* _Challenge_: Each line in the entries below that holds the string "name" is to be listed.
********************
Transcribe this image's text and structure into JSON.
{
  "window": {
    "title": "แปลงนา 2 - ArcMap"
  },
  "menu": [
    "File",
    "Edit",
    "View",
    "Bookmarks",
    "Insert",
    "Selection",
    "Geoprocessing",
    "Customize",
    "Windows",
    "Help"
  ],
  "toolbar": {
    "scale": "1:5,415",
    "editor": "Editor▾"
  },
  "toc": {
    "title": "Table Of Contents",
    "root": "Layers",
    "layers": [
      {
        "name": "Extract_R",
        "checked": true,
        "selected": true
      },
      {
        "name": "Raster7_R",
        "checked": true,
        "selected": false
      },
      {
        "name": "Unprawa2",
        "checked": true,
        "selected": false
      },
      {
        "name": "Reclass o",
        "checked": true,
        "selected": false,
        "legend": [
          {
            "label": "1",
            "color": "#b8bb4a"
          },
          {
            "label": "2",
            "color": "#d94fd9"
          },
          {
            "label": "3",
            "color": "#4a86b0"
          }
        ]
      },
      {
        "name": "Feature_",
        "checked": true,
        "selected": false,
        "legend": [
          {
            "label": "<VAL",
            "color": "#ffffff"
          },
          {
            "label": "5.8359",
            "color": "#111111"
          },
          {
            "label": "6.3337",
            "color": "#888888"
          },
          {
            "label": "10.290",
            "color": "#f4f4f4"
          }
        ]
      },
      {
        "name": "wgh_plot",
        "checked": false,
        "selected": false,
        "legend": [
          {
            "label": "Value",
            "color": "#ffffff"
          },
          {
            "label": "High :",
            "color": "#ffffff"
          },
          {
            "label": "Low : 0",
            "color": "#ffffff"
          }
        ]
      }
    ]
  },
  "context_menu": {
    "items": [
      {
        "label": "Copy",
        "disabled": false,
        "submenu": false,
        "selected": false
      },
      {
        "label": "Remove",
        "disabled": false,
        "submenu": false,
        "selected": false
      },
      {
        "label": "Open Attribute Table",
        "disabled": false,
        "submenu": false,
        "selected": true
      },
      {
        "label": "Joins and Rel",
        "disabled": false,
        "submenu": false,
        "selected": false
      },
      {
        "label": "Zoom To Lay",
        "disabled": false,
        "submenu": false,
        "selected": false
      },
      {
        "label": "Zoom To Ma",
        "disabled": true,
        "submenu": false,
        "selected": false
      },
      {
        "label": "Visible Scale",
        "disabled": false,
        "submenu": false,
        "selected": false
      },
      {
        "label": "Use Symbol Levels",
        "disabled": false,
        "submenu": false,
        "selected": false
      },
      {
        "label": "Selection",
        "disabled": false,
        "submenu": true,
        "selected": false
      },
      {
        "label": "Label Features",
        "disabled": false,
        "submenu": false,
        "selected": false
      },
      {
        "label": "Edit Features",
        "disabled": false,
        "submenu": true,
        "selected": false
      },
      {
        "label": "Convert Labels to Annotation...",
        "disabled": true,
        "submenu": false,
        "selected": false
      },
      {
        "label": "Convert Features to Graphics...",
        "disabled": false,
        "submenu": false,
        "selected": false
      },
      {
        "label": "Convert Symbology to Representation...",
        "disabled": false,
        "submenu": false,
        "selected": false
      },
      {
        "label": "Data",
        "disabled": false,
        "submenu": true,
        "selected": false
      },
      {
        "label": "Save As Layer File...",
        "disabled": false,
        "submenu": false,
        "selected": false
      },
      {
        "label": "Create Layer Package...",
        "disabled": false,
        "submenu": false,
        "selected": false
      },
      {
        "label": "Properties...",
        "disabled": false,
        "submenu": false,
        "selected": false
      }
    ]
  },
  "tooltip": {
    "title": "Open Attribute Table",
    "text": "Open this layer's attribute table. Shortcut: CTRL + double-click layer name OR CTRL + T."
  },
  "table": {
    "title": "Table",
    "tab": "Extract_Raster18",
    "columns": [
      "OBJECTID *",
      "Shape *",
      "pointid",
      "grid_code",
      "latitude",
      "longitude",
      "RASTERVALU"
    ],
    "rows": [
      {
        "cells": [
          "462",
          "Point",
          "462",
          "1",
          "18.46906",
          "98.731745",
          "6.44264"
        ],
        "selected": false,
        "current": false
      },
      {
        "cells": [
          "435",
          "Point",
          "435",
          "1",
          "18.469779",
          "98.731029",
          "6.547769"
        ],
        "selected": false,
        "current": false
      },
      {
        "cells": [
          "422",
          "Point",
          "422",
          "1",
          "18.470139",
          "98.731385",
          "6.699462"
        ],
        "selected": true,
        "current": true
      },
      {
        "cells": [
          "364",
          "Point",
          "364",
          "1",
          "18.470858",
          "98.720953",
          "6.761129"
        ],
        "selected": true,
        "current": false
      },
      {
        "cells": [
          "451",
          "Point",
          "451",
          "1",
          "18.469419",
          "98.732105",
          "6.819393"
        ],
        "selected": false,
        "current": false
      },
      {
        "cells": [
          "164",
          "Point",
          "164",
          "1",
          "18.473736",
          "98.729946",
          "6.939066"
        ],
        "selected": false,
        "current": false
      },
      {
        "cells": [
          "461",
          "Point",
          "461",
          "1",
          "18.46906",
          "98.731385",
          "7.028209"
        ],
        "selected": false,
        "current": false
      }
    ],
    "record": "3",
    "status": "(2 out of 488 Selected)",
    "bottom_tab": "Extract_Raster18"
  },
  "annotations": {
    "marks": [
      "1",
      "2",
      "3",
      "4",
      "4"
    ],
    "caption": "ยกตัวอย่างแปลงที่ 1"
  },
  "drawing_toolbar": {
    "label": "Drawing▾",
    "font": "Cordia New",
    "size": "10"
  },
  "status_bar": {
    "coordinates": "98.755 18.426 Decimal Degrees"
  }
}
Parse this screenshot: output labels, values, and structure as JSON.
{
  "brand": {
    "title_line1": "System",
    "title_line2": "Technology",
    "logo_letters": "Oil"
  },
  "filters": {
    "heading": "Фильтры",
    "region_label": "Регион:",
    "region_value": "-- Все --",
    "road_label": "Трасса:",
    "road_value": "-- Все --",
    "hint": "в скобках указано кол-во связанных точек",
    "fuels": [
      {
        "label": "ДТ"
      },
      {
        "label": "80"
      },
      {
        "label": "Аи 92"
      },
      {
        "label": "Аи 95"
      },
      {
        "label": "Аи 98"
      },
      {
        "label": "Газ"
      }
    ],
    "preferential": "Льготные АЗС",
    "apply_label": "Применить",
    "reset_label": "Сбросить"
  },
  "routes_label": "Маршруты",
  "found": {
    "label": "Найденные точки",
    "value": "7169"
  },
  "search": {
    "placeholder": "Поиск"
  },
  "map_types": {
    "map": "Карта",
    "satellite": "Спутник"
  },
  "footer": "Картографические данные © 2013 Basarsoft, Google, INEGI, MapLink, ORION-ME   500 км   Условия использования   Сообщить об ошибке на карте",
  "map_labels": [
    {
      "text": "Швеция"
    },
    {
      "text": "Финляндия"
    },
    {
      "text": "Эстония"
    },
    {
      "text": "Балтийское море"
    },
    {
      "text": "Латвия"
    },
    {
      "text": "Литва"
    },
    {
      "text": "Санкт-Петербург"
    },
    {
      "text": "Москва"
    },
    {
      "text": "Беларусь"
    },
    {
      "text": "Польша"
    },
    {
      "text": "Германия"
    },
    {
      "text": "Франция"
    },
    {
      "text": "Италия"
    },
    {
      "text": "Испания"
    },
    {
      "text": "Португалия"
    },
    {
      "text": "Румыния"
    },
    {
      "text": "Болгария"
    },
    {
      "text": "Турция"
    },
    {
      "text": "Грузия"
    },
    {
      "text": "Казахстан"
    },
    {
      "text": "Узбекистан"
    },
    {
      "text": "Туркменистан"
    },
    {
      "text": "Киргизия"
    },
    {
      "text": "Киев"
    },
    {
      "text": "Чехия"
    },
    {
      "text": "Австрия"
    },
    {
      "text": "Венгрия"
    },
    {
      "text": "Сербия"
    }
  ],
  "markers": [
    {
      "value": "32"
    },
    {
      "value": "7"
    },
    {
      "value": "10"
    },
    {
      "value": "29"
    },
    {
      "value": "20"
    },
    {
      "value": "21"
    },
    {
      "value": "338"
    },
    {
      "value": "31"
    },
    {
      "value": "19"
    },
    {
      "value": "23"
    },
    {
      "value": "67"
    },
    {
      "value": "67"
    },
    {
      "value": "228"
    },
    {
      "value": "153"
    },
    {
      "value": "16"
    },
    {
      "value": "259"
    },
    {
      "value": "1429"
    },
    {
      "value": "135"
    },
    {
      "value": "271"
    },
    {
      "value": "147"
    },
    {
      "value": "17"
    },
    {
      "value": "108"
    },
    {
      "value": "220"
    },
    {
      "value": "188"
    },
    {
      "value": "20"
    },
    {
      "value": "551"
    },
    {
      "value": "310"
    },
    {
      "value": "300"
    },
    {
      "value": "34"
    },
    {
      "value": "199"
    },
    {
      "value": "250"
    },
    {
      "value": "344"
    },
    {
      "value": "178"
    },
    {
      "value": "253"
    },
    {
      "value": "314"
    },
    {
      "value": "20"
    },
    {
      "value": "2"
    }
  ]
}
********************
* _Exercise answer_:
        "name": "Extract_R",
        "name": "Raster7_R",
        "name": "Unprawa2",
        "name": "Reclass o",
        "name": "Feature_",
        "name": "wgh_plot",
    "text": "Open this layer's attribute table. Shortcut: CTRL + double-click layer name OR CTRL + T."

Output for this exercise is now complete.